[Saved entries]

######

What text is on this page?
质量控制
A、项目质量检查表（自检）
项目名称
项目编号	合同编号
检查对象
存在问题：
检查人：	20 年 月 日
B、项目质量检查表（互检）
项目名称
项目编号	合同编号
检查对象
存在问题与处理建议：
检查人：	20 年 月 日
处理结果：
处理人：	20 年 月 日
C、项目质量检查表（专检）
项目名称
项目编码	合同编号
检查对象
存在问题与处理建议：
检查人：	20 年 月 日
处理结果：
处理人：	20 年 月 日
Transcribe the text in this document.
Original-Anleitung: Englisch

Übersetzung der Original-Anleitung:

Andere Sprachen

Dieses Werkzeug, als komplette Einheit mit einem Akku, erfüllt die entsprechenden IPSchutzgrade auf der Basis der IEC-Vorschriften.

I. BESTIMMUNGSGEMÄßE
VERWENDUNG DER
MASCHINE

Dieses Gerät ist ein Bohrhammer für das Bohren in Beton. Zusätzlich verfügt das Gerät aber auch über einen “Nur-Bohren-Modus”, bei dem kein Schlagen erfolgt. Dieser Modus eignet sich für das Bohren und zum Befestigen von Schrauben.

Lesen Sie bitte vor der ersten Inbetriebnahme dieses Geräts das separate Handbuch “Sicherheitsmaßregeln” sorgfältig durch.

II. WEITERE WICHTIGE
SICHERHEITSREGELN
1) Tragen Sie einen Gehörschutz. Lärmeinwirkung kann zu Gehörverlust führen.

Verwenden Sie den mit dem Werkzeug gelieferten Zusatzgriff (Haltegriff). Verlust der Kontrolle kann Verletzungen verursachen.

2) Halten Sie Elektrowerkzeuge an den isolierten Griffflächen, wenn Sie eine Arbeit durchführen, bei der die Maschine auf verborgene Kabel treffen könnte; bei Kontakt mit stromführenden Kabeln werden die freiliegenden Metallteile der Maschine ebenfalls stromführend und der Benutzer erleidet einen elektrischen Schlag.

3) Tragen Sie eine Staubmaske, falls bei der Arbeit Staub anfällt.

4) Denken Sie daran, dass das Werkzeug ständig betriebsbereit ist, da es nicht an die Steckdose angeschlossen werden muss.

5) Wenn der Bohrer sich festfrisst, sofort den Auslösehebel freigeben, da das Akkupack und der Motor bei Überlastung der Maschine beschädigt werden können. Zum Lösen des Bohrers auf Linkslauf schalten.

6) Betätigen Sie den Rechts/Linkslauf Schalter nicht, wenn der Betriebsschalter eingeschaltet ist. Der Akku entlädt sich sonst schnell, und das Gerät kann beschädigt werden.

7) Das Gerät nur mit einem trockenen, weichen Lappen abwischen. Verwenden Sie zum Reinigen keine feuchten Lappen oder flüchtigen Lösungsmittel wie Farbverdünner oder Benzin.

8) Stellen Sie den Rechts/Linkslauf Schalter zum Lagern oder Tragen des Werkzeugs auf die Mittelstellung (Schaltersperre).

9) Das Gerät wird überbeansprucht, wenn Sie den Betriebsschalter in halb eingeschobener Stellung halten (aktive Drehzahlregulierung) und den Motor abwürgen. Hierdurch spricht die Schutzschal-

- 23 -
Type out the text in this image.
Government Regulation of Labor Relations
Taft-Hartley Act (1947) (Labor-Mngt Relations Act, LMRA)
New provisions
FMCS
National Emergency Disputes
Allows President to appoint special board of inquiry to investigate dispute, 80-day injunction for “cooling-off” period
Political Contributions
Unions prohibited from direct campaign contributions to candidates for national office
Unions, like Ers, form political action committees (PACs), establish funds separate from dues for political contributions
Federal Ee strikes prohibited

######

What to do:
Which lines include the word "prohibited"? List them all.

Result of this exercise:
Unions prohibited from direct campaign contributions to candidates for national office
Federal Ee strikes prohibited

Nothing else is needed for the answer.